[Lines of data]
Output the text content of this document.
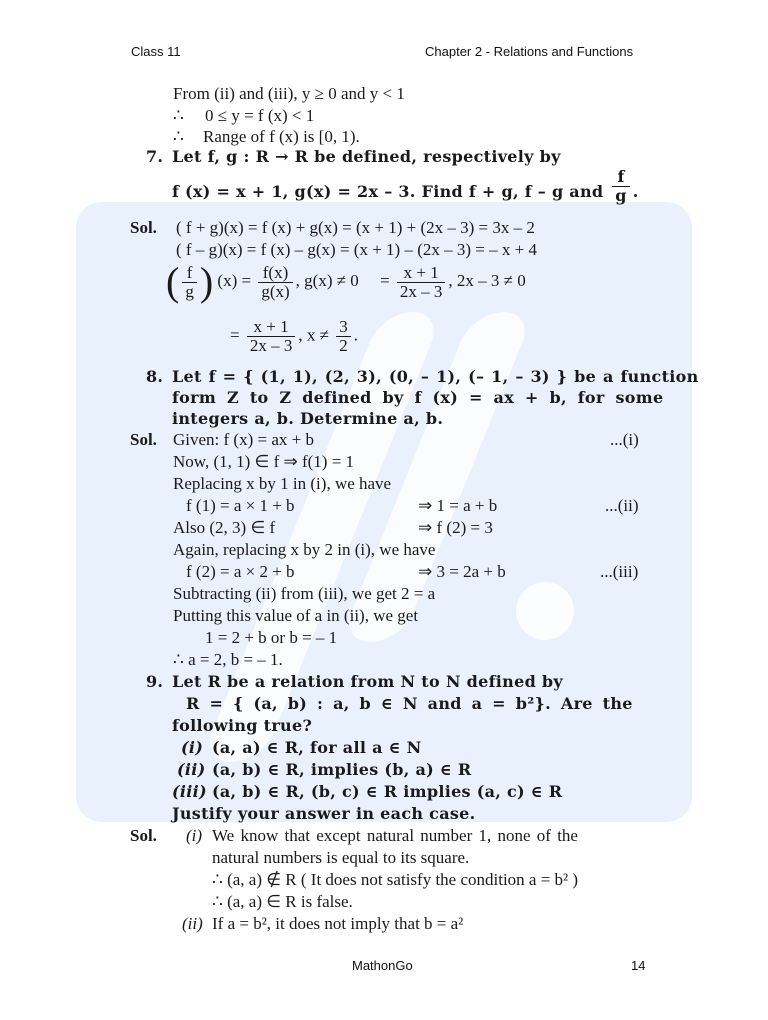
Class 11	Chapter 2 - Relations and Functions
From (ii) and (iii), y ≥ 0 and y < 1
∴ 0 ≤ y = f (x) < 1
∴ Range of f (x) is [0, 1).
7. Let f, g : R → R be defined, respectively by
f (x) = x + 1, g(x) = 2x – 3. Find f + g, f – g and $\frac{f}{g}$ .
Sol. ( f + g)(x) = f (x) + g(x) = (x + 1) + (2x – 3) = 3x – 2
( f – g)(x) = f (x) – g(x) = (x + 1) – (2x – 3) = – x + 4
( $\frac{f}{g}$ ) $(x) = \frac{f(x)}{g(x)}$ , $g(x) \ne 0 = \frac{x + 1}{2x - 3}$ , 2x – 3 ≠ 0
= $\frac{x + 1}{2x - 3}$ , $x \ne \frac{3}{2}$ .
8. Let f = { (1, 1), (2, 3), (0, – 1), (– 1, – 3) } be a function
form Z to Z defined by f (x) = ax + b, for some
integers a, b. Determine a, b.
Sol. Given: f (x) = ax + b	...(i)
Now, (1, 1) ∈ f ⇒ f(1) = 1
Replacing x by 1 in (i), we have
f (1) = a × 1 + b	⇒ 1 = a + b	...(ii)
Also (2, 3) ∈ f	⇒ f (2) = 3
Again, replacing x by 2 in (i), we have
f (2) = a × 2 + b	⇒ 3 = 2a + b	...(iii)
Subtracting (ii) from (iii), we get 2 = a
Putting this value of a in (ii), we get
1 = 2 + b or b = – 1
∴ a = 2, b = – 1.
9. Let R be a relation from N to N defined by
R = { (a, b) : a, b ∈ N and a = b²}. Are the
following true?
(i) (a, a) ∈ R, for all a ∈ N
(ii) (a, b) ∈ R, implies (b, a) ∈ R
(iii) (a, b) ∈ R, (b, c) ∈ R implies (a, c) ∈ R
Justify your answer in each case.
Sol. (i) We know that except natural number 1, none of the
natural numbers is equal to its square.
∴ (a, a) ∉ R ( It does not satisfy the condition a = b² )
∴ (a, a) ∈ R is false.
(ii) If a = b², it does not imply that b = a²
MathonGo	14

* * *

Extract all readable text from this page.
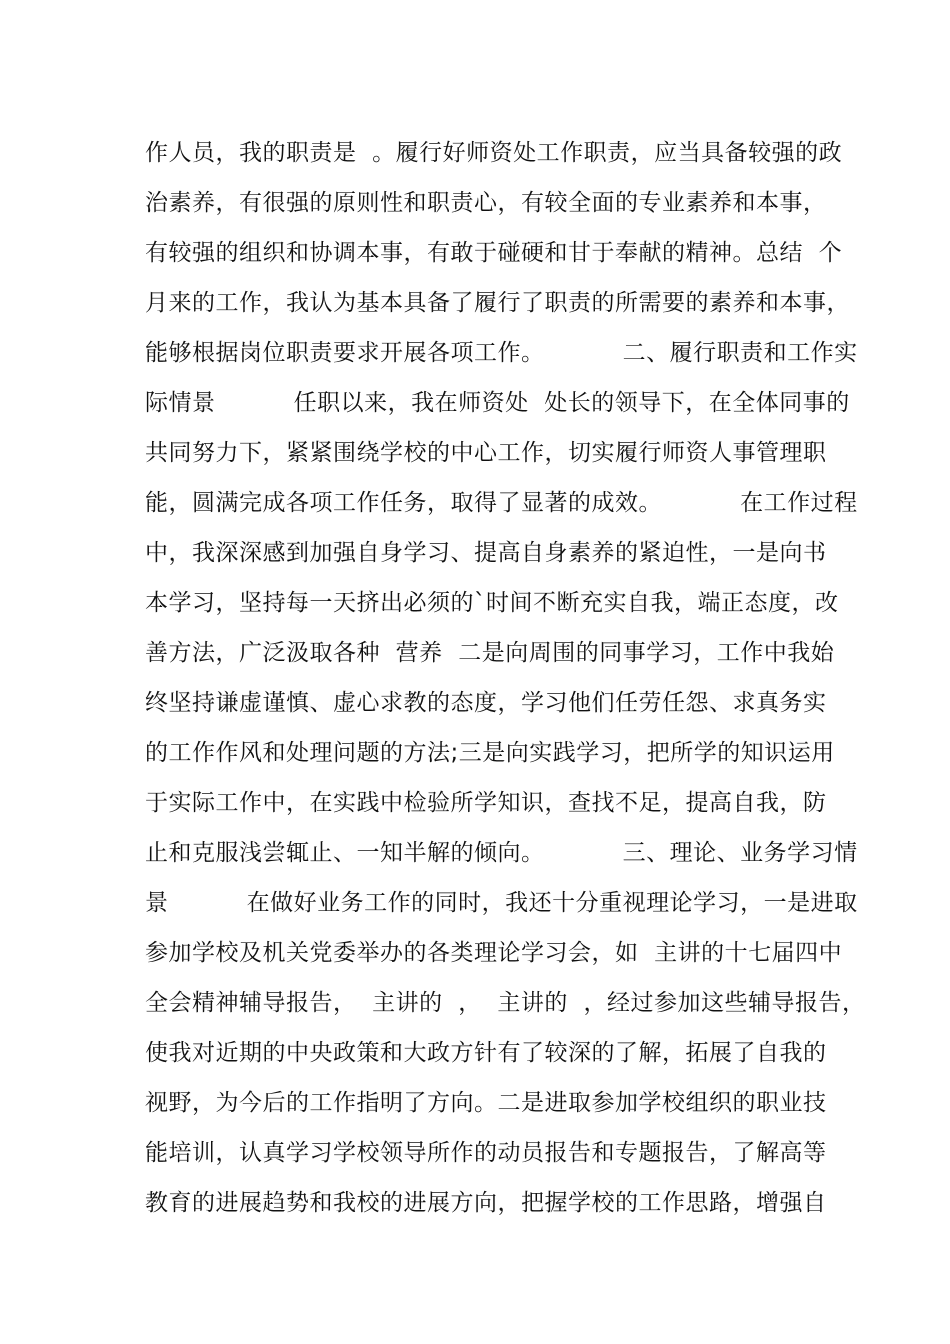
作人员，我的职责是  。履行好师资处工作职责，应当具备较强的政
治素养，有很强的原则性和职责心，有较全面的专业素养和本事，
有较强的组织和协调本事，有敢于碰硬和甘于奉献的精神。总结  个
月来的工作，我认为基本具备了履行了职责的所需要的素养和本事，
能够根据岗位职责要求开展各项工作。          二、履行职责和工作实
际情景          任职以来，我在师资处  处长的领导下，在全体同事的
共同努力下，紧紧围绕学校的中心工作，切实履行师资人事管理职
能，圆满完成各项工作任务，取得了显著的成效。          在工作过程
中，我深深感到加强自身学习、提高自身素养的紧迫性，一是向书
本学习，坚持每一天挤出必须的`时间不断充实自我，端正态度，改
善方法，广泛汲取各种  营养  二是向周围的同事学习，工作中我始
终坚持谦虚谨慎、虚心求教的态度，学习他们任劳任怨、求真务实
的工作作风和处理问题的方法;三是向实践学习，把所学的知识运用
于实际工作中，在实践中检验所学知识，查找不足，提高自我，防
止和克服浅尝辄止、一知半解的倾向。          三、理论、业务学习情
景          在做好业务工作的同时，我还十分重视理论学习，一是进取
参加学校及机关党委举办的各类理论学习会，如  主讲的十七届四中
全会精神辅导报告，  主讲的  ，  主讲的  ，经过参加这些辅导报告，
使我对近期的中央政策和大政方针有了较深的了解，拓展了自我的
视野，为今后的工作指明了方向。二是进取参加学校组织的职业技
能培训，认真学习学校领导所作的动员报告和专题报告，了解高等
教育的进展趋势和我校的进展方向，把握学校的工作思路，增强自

__Job__. List every line above that contains the word "text".

__Written answer__.
Output the text content of this document.
Extract all readable text from this page.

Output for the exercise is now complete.